__Work to be completed__:
Copy, from the entries below, each line in which the string "Вознагражденіе" appears.

__Records for this task__:
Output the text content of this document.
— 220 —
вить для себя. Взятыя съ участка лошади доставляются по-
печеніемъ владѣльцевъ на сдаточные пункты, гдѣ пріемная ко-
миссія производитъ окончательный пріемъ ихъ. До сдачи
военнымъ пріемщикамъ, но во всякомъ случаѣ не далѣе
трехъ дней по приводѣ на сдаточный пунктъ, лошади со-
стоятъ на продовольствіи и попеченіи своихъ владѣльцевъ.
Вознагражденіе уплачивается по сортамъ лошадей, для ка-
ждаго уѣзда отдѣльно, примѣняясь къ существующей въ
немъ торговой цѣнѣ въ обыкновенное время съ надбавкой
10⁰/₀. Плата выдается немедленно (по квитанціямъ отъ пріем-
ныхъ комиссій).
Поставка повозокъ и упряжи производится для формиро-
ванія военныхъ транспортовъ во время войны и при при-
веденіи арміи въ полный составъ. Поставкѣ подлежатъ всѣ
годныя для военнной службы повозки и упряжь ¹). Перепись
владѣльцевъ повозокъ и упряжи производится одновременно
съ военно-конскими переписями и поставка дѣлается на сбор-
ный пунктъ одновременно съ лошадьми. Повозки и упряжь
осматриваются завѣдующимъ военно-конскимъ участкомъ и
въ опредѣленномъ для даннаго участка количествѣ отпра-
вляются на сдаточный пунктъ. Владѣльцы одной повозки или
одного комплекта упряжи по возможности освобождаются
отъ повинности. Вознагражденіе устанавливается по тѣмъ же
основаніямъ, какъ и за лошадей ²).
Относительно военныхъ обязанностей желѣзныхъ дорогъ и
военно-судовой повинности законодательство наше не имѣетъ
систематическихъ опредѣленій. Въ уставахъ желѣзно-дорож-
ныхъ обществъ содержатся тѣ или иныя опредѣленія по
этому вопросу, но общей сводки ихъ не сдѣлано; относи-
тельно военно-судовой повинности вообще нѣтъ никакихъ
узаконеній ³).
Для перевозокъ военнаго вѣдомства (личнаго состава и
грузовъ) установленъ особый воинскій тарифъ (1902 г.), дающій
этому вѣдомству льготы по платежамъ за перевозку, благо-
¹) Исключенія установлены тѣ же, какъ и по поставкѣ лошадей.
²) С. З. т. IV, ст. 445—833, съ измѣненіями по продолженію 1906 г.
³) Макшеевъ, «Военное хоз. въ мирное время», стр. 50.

__Finished answer__:
Вознагражденіе уплачивается по сортамъ лошадей, для ка-
отъ повинности. Вознагражденіе устанавливается по тѣмъ же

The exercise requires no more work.